● WRITTEN INSTRUCTION
Give the listing again in full, exactly as written.

>>>>

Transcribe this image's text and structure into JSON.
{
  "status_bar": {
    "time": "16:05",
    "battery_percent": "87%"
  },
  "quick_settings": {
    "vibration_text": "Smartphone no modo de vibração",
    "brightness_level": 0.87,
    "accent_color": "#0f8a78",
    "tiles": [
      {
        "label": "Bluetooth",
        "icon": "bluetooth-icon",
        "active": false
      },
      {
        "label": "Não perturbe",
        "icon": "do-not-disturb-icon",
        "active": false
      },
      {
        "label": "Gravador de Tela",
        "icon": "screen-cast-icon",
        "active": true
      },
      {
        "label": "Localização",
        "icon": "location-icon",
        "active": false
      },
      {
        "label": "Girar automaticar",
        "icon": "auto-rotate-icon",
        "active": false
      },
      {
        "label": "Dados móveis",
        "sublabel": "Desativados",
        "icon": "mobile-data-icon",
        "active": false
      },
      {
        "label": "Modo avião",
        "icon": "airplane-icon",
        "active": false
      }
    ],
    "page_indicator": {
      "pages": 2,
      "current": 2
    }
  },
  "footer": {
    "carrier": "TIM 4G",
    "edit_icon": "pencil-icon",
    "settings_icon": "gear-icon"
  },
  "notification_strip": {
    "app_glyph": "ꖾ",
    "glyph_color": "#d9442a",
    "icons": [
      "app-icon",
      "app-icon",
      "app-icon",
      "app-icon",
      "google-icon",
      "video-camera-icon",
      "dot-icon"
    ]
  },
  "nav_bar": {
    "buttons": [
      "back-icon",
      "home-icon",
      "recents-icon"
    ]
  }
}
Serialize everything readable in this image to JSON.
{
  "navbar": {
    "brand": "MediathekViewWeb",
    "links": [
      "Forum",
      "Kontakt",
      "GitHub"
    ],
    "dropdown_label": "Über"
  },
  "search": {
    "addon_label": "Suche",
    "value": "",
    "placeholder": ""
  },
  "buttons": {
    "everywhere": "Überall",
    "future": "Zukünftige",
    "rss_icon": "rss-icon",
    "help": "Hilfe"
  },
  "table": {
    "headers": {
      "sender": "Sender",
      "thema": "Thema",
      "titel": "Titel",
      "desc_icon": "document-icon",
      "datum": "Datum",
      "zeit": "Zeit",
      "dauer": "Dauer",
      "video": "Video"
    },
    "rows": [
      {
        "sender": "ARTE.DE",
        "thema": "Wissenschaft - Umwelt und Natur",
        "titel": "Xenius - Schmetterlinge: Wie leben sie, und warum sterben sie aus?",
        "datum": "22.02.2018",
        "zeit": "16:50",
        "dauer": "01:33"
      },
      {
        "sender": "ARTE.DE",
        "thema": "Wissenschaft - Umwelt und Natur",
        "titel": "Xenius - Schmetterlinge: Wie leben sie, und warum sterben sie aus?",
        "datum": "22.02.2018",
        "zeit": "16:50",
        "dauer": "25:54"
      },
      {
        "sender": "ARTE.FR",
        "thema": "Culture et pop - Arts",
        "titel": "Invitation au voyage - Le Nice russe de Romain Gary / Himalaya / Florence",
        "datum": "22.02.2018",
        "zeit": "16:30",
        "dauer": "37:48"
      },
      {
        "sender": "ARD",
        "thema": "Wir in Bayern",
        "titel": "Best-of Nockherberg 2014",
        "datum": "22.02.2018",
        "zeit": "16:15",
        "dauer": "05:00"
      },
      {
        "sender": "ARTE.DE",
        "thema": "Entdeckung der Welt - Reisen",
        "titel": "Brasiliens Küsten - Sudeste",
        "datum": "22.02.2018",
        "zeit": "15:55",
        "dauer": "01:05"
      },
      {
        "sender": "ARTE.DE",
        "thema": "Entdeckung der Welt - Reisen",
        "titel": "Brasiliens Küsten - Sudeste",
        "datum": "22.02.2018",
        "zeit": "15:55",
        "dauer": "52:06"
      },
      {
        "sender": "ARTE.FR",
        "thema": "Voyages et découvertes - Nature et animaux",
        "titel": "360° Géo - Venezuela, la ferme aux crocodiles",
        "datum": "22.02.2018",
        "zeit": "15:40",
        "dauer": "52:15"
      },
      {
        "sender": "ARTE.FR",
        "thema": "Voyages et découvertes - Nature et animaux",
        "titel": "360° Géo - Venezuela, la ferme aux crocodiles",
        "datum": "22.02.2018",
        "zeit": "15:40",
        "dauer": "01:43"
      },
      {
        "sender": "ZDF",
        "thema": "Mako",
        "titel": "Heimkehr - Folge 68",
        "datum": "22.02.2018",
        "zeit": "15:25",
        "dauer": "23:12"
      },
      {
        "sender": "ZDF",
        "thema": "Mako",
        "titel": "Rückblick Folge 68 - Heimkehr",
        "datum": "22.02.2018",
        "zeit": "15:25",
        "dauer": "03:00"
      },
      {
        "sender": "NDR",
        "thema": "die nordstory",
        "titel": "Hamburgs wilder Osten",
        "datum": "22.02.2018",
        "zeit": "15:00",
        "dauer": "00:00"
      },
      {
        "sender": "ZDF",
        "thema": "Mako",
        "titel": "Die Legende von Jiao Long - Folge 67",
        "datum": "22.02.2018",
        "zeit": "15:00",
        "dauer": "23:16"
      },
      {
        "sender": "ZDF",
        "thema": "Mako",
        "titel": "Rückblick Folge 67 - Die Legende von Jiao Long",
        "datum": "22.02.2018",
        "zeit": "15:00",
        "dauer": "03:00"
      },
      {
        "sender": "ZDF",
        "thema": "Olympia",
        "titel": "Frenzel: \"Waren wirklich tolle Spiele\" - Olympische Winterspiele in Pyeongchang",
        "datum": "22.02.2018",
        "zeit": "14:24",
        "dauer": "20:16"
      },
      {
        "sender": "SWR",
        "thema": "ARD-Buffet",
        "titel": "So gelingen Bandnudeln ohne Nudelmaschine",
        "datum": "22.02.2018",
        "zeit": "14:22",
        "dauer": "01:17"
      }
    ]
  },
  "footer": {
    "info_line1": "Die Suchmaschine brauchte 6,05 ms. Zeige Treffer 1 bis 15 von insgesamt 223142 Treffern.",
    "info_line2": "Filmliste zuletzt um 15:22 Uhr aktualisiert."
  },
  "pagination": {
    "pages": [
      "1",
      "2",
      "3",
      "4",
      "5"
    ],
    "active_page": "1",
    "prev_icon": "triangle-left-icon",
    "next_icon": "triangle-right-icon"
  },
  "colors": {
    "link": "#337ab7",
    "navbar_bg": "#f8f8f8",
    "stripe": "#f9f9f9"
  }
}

<<<<

● ANSWER TO THIS TASK
Transcribe this image's text and structure into JSON.
{
  "status_bar": {
    "time": "16:05",
    "battery_percent": "87%"
  },
  "quick_settings": {
    "vibration_text": "Smartphone no modo de vibração",
    "brightness_level": 0.87,
    "accent_color": "#0f8a78",
    "tiles": [
      {
        "label": "Bluetooth",
        "icon": "bluetooth-icon",
        "active": false
      },
      {
        "label": "Não perturbe",
        "icon": "do-not-disturb-icon",
        "active": false
      },
      {
        "label": "Gravador de Tela",
        "icon": "screen-cast-icon",
        "active": true
      },
      {
        "label": "Localização",
        "icon": "location-icon",
        "active": false
      },
      {
        "label": "Girar automaticar",
        "icon": "auto-rotate-icon",
        "active": false
      },
      {
        "label": "Dados móveis",
        "sublabel": "Desativados",
        "icon": "mobile-data-icon",
        "active": false
      },
      {
        "label": "Modo avião",
        "icon": "airplane-icon",
        "active": false
      }
    ],
    "page_indicator": {
      "pages": 2,
      "current": 2
    }
  },
  "footer": {
    "carrier": "TIM 4G",
    "edit_icon": "pencil-icon",
    "settings_icon": "gear-icon"
  },
  "notification_strip": {
    "app_glyph": "ꖾ",
    "glyph_color": "#d9442a",
    "icons": [
      "app-icon",
      "app-icon",
      "app-icon",
      "app-icon",
      "google-icon",
      "video-camera-icon",
      "dot-icon"
    ]
  },
  "nav_bar": {
    "buttons": [
      "back-icon",
      "home-icon",
      "recents-icon"
    ]
  }
}
Serialize everything readable in this image to JSON.
{
  "navbar": {
    "brand": "MediathekViewWeb",
    "links": [
      "Forum",
      "Kontakt",
      "GitHub"
    ],
    "dropdown_label": "Über"
  },
  "search": {
    "addon_label": "Suche",
    "value": "",
    "placeholder": ""
  },
  "buttons": {
    "everywhere": "Überall",
    "future": "Zukünftige",
    "rss_icon": "rss-icon",
    "help": "Hilfe"
  },
  "table": {
    "headers": {
      "sender": "Sender",
      "thema": "Thema",
      "titel": "Titel",
      "desc_icon": "document-icon",
      "datum": "Datum",
      "zeit": "Zeit",
      "dauer": "Dauer",
      "video": "Video"
    },
    "rows": [
      {
        "sender": "ARTE.DE",
        "thema": "Wissenschaft - Umwelt und Natur",
        "titel": "Xenius - Schmetterlinge: Wie leben sie, und warum sterben sie aus?",
        "datum": "22.02.2018",
        "zeit": "16:50",
        "dauer": "01:33"
      },
      {
        "sender": "ARTE.DE",
        "thema": "Wissenschaft - Umwelt und Natur",
        "titel": "Xenius - Schmetterlinge: Wie leben sie, und warum sterben sie aus?",
        "datum": "22.02.2018",
        "zeit": "16:50",
        "dauer": "25:54"
      },
      {
        "sender": "ARTE.FR",
        "thema": "Culture et pop - Arts",
        "titel": "Invitation au voyage - Le Nice russe de Romain Gary / Himalaya / Florence",
        "datum": "22.02.2018",
        "zeit": "16:30",
        "dauer": "37:48"
      },
      {
        "sender": "ARD",
        "thema": "Wir in Bayern",
        "titel": "Best-of Nockherberg 2014",
        "datum": "22.02.2018",
        "zeit": "16:15",
        "dauer": "05:00"
      },
      {
        "sender": "ARTE.DE",
        "thema": "Entdeckung der Welt - Reisen",
        "titel": "Brasiliens Küsten - Sudeste",
        "datum": "22.02.2018",
        "zeit": "15:55",
        "dauer": "01:05"
      },
      {
        "sender": "ARTE.DE",
        "thema": "Entdeckung der Welt - Reisen",
        "titel": "Brasiliens Küsten - Sudeste",
        "datum": "22.02.2018",
        "zeit": "15:55",
        "dauer": "52:06"
      },
      {
        "sender": "ARTE.FR",
        "thema": "Voyages et découvertes - Nature et animaux",
        "titel": "360° Géo - Venezuela, la ferme aux crocodiles",
        "datum": "22.02.2018",
        "zeit": "15:40",
        "dauer": "52:15"
      },
      {
        "sender": "ARTE.FR",
        "thema": "Voyages et découvertes - Nature et animaux",
        "titel": "360° Géo - Venezuela, la ferme aux crocodiles",
        "datum": "22.02.2018",
        "zeit": "15:40",
        "dauer": "01:43"
      },
      {
        "sender": "ZDF",
        "thema": "Mako",
        "titel": "Heimkehr - Folge 68",
        "datum": "22.02.2018",
        "zeit": "15:25",
        "dauer": "23:12"
      },
      {
        "sender": "ZDF",
        "thema": "Mako",
        "titel": "Rückblick Folge 68 - Heimkehr",
        "datum": "22.02.2018",
        "zeit": "15:25",
        "dauer": "03:00"
      },
      {
        "sender": "NDR",
        "thema": "die nordstory",
        "titel": "Hamburgs wilder Osten",
        "datum": "22.02.2018",
        "zeit": "15:00",
        "dauer": "00:00"
      },
      {
        "sender": "ZDF",
        "thema": "Mako",
        "titel": "Die Legende von Jiao Long - Folge 67",
        "datum": "22.02.2018",
        "zeit": "15:00",
        "dauer": "23:16"
      },
      {
        "sender": "ZDF",
        "thema": "Mako",
        "titel": "Rückblick Folge 67 - Die Legende von Jiao Long",
        "datum": "22.02.2018",
        "zeit": "15:00",
        "dauer": "03:00"
      },
      {
        "sender": "ZDF",
        "thema": "Olympia",
        "titel": "Frenzel: \"Waren wirklich tolle Spiele\" - Olympische Winterspiele in Pyeongchang",
        "datum": "22.02.2018",
        "zeit": "14:24",
        "dauer": "20:16"
      },
      {
        "sender": "SWR",
        "thema": "ARD-Buffet",
        "titel": "So gelingen Bandnudeln ohne Nudelmaschine",
        "datum": "22.02.2018",
        "zeit": "14:22",
        "dauer": "01:17"
      }
    ]
  },
  "footer": {
    "info_line1": "Die Suchmaschine brauchte 6,05 ms. Zeige Treffer 1 bis 15 von insgesamt 223142 Treffern.",
    "info_line2": "Filmliste zuletzt um 15:22 Uhr aktualisiert."
  },
  "pagination": {
    "pages": [
      "1",
      "2",
      "3",
      "4",
      "5"
    ],
    "active_page": "1",
    "prev_icon": "triangle-left-icon",
    "next_icon": "triangle-right-icon"
  },
  "colors": {
    "link": "#337ab7",
    "navbar_bg": "#f8f8f8",
    "stripe": "#f9f9f9"
  }
}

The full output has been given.